Given problem: Find the lines holding "final" and copy them.

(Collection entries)

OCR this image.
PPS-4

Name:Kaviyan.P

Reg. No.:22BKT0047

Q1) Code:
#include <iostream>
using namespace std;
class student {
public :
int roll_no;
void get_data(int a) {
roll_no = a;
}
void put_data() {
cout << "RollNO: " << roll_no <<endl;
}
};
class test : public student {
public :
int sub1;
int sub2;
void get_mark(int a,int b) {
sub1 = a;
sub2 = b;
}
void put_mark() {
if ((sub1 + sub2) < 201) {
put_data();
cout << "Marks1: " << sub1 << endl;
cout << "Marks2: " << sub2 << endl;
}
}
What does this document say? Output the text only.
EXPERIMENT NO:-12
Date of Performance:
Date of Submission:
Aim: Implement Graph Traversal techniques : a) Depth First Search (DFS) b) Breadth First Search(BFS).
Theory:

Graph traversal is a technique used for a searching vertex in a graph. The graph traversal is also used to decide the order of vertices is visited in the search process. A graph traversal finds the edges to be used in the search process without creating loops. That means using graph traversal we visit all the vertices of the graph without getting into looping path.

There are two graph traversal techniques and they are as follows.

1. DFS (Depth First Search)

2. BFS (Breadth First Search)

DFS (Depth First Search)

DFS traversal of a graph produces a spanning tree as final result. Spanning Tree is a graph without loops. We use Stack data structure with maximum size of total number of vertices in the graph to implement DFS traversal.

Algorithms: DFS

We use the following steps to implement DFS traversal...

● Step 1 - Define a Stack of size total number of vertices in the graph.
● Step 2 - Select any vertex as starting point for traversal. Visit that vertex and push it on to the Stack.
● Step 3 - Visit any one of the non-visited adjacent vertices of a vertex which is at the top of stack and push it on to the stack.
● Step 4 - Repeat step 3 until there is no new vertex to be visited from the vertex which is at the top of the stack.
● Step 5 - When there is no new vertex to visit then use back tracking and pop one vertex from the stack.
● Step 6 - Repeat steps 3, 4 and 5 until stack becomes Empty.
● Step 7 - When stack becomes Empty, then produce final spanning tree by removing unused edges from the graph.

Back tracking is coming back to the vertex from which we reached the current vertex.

Task result:
DFS traversal of a graph produces a spanning tree as final result. Spanning Tree is a graph without loops. We use Stack data structure with maximum size of total number of vertices in the graph to implement DFS traversal.
● Step 7 - When stack becomes Empty, then produce final spanning tree by removing unused edges from the graph.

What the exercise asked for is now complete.